(Data records)
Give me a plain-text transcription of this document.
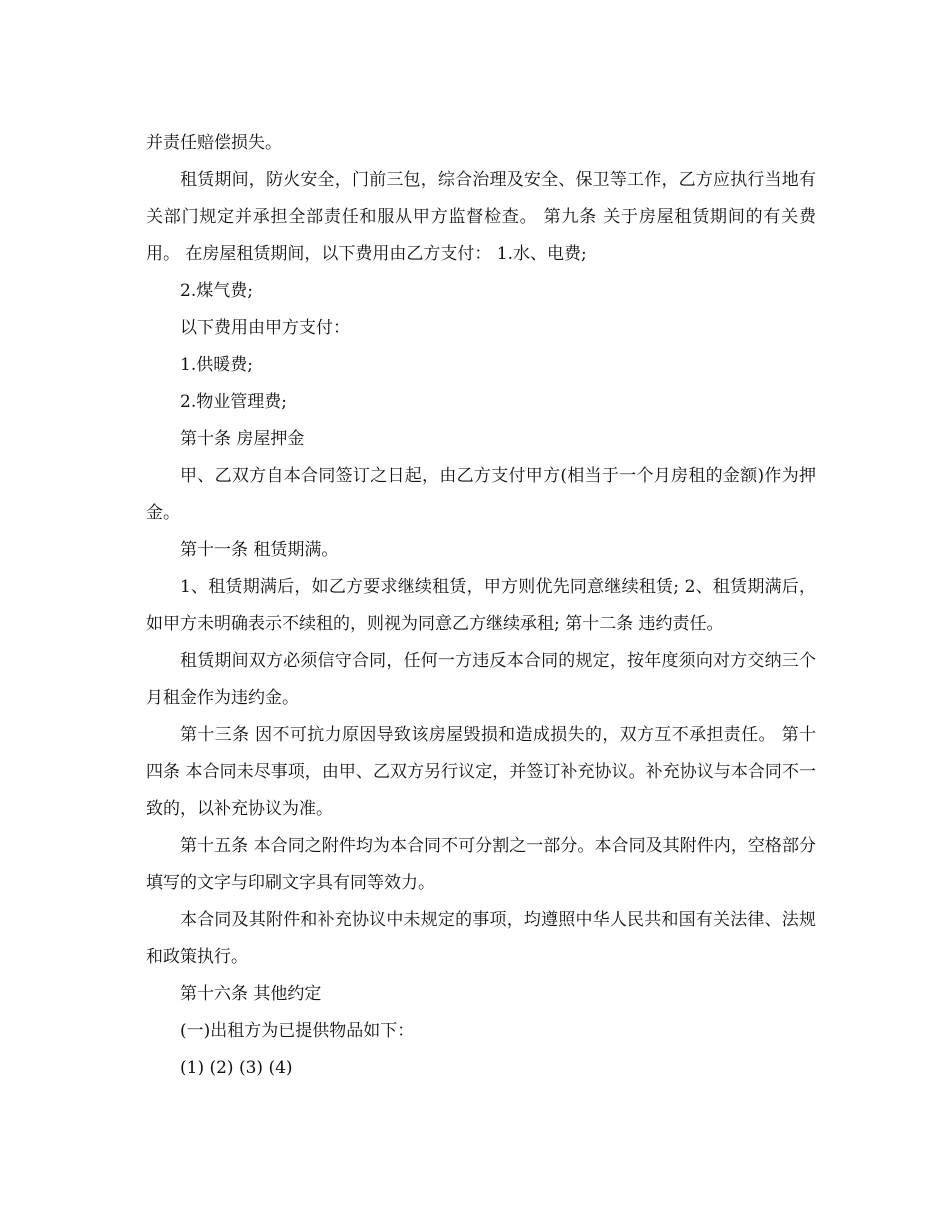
并责任赔偿损失。

租赁期间，防火安全，门前三包，综合治理及安全、保卫等工作，乙方应执行当地有关部门规定并承担全部责任和服从甲方监督检查。 第九条 关于房屋租赁期间的有关费用。 在房屋租赁期间，以下费用由乙方支付： 1.水、电费;

2.煤气费;

以下费用由甲方支付：

1.供暖费;

2.物业管理费;

第十条 房屋押金

甲、乙双方自本合同签订之日起，由乙方支付甲方(相当于一个月房租的金额)作为押金。

第十一条 租赁期满。

1、租赁期满后，如乙方要求继续租赁，甲方则优先同意继续租赁; 2、租赁期满后，如甲方未明确表示不续租的，则视为同意乙方继续承租; 第十二条 违约责任。

租赁期间双方必须信守合同，任何一方违反本合同的规定，按年度须向对方交纳三个月租金作为违约金。

第十三条 因不可抗力原因导致该房屋毁损和造成损失的，双方互不承担责任。 第十四条 本合同未尽事项，由甲、乙双方另行议定，并签订补充协议。补充协议与本合同不一致的，以补充协议为准。

第十五条 本合同之附件均为本合同不可分割之一部分。本合同及其附件内，空格部分填写的文字与印刷文字具有同等效力。

本合同及其附件和补充协议中未规定的事项，均遵照中华人民共和国有关法律、法规和政策执行。

第十六条 其他约定

(一)出租方为已提供物品如下：

(1) (2) (3) (4)
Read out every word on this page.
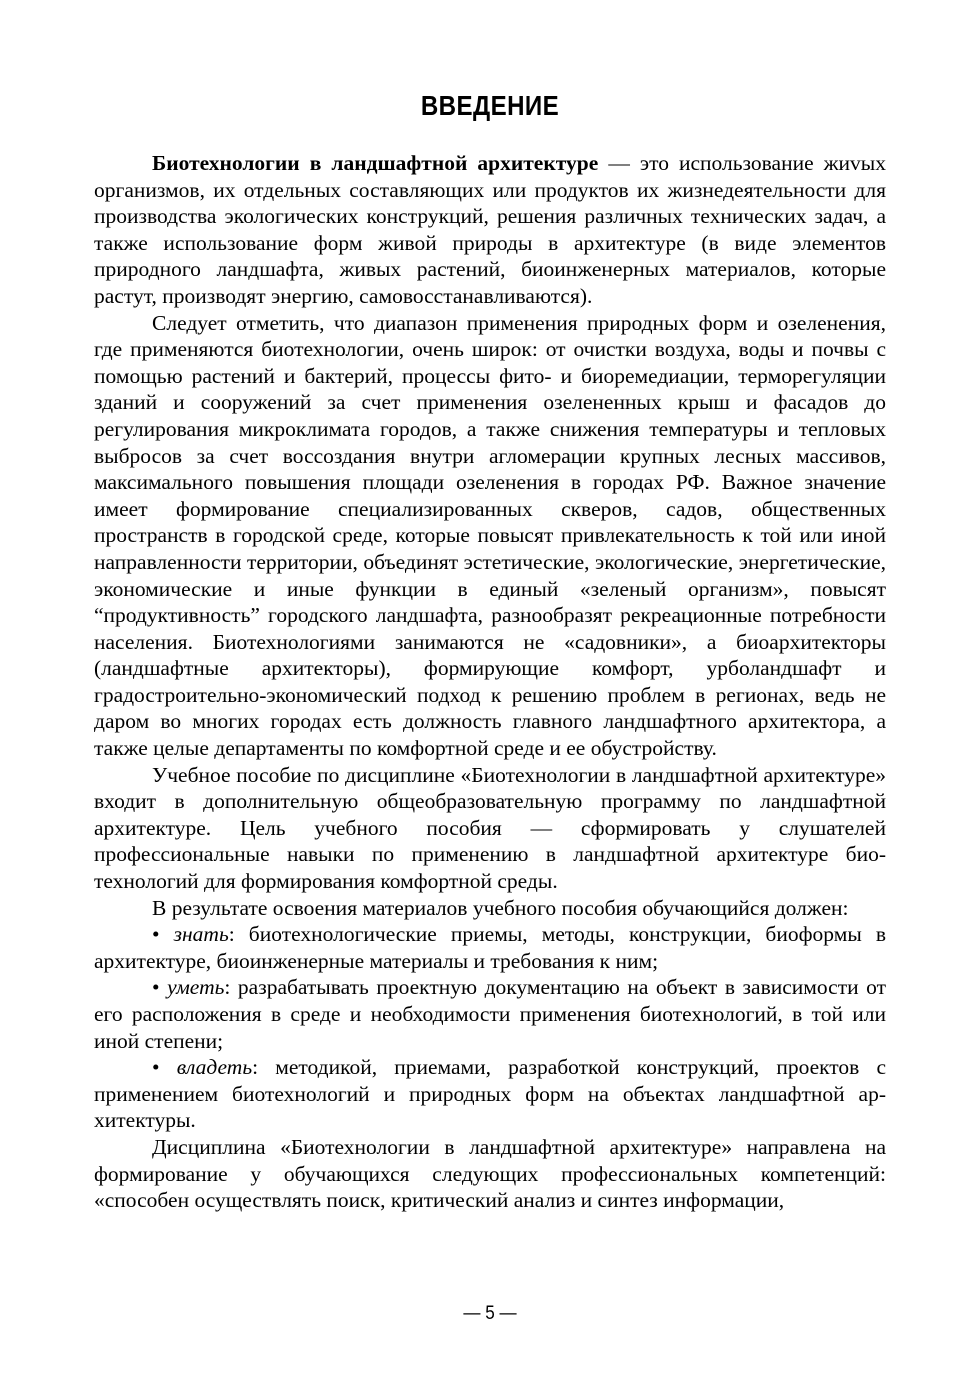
ВВЕДЕНИЕ

Биотехнологии в ландшафтной архитектуре — это использование жиvых организмов, их отдельных составляющих или продуктов их жизнедеятельности для производства экологических конструкций, решения различных технических задач, а также использование форм живой природы в архитектуре (в виде элементов природного ландшафта, живых растений, биоинженерных материалов, которые растут, производят энергию, самовосстанавливаются).

Следует отметить, что диапазон применения природных форм и озеленения, где применяются биотехнологии, очень широк: от очистки воздуха, воды и почвы с помощью растений и бактерий, процессы фито- и биоремедиации, терморегуляции зданий и сооружений за счет применения озелененных крыш и фасадов до регулирования микроклимата городов, а также снижения температуры и тепловых выбросов за счет воссоздания внутри агломерации крупных лесных массивов, максимального повышения площади озеленения в городах РФ. Важное значение имеет формирование специализированных скверов, садов, общественных пространств в городской среде, которые повысят привлекательность к той или иной направленности территории, объединят эстетические, экологические, энергетические, экономические и иные функции в единый «зеленый организм», повысят “продуктивность” городского ландшафта, разнообразят рекреационные потребности населения. Биотехнологиями занимаются не «садовники», а биоархитекторы (ландшафтные архитекторы), формирующие комфорт, урболандшафт и градостроительно-экономический подход к решению проблем в регионах, ведь не даром во многих городах есть должность главного ландшафтного архитектора, а также целые департаменты по комфортной среде и ее обустройству.

Учебное пособие по дисциплине «Биотехнологии в ландшафтной архитектуре» входит в дополнительную общеобразовательную программу по ландшафтной архитектуре. Цель учебного пособия — сформировать у слушателей профессиональные навыки по применению в ландшафтной архитектуре биотехнологий для формирования комфортной среды.

В результате освоения материалов учебного пособия обучающийся должен:

• знать: биотехнологические приемы, методы, конструкции, биоформы в архитектуре, биоинженерные материалы и требования к ним;

• уметь: разрабатывать проектную документацию на объект в зависимости от его расположения в среде и необходимости применения биотехнологий, в той или иной степени;

• владеть: методикой, приемами, разработкой конструкций, проектов с применением биотехнологий и природных форм на объектах ландшафтной архитектуры.

Дисциплина «Биотехнологии в ландшафтной архитектуре» направлена на формирование у обучающихся следующих профессиональных компетенций: «способен осуществлять поиск, критический анализ и синтез информации,

— 5 —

▶ Task instructions
Every line of text is to be repeated exactly; pictures are left out.

▶ Complete response
Give me a plain-text transcription of this document.
并责任赔偿损失。

租赁期间，防火安全，门前三包，综合治理及安全、保卫等工作，乙方应执行当地有关部门规定并承担全部责任和服从甲方监督检查。 第九条 关于房屋租赁期间的有关费用。 在房屋租赁期间，以下费用由乙方支付： 1.水、电费;

2.煤气费;

以下费用由甲方支付：

1.供暖费;

2.物业管理费;

第十条 房屋押金

甲、乙双方自本合同签订之日起，由乙方支付甲方(相当于一个月房租的金额)作为押金。

第十一条 租赁期满。

1、租赁期满后，如乙方要求继续租赁，甲方则优先同意继续租赁; 2、租赁期满后，如甲方未明确表示不续租的，则视为同意乙方继续承租; 第十二条 违约责任。

租赁期间双方必须信守合同，任何一方违反本合同的规定，按年度须向对方交纳三个月租金作为违约金。

第十三条 因不可抗力原因导致该房屋毁损和造成损失的，双方互不承担责任。 第十四条 本合同未尽事项，由甲、乙双方另行议定，并签订补充协议。补充协议与本合同不一致的，以补充协议为准。

第十五条 本合同之附件均为本合同不可分割之一部分。本合同及其附件内，空格部分填写的文字与印刷文字具有同等效力。

本合同及其附件和补充协议中未规定的事项，均遵照中华人民共和国有关法律、法规和政策执行。

第十六条 其他约定

(一)出租方为已提供物品如下：

(1) (2) (3) (4)
Read out every word on this page.
ВВЕДЕНИЕ

Биотехнологии в ландшафтной архитектуре — это использование жиvых организмов, их отдельных составляющих или продуктов их жизнедеятельности для производства экологических конструкций, решения различных технических задач, а также использование форм живой природы в архитектуре (в виде элементов природного ландшафта, живых растений, биоинженерных материалов, которые растут, производят энергию, самовосстанавливаются).

Следует отметить, что диапазон применения природных форм и озеленения, где применяются биотехнологии, очень широк: от очистки воздуха, воды и почвы с помощью растений и бактерий, процессы фито- и биоремедиации, терморегуляции зданий и сооружений за счет применения озелененных крыш и фасадов до регулирования микроклимата городов, а также снижения температуры и тепловых выбросов за счет воссоздания внутри агломерации крупных лесных массивов, максимального повышения площади озеленения в городах РФ. Важное значение имеет формирование специализированных скверов, садов, общественных пространств в городской среде, которые повысят привлекательность к той или иной направленности территории, объединят эстетические, экологические, энергетические, экономические и иные функции в единый «зеленый организм», повысят “продуктивность” городского ландшафта, разнообразят рекреационные потребности населения. Биотехнологиями занимаются не «садовники», а биоархитекторы (ландшафтные архитекторы), формирующие комфорт, урболандшафт и градостроительно-экономический подход к решению проблем в регионах, ведь не даром во многих городах есть должность главного ландшафтного архитектора, а также целые департаменты по комфортной среде и ее обустройству.

Учебное пособие по дисциплине «Биотехнологии в ландшафтной архитектуре» входит в дополнительную общеобразовательную программу по ландшафтной архитектуре. Цель учебного пособия — сформировать у слушателей профессиональные навыки по применению в ландшафтной архитектуре биотехнологий для формирования комфортной среды.

В результате освоения материалов учебного пособия обучающийся должен:

• знать: биотехнологические приемы, методы, конструкции, биоформы в архитектуре, биоинженерные материалы и требования к ним;

• уметь: разрабатывать проектную документацию на объект в зависимости от его расположения в среде и необходимости применения биотехнологий, в той или иной степени;

• владеть: методикой, приемами, разработкой конструкций, проектов с применением биотехнологий и природных форм на объектах ландшафтной архитектуры.

Дисциплина «Биотехнологии в ландшафтной архитектуре» направлена на формирование у обучающихся следующих профессиональных компетенций: «способен осуществлять поиск, критический анализ и синтез информации,

— 5 —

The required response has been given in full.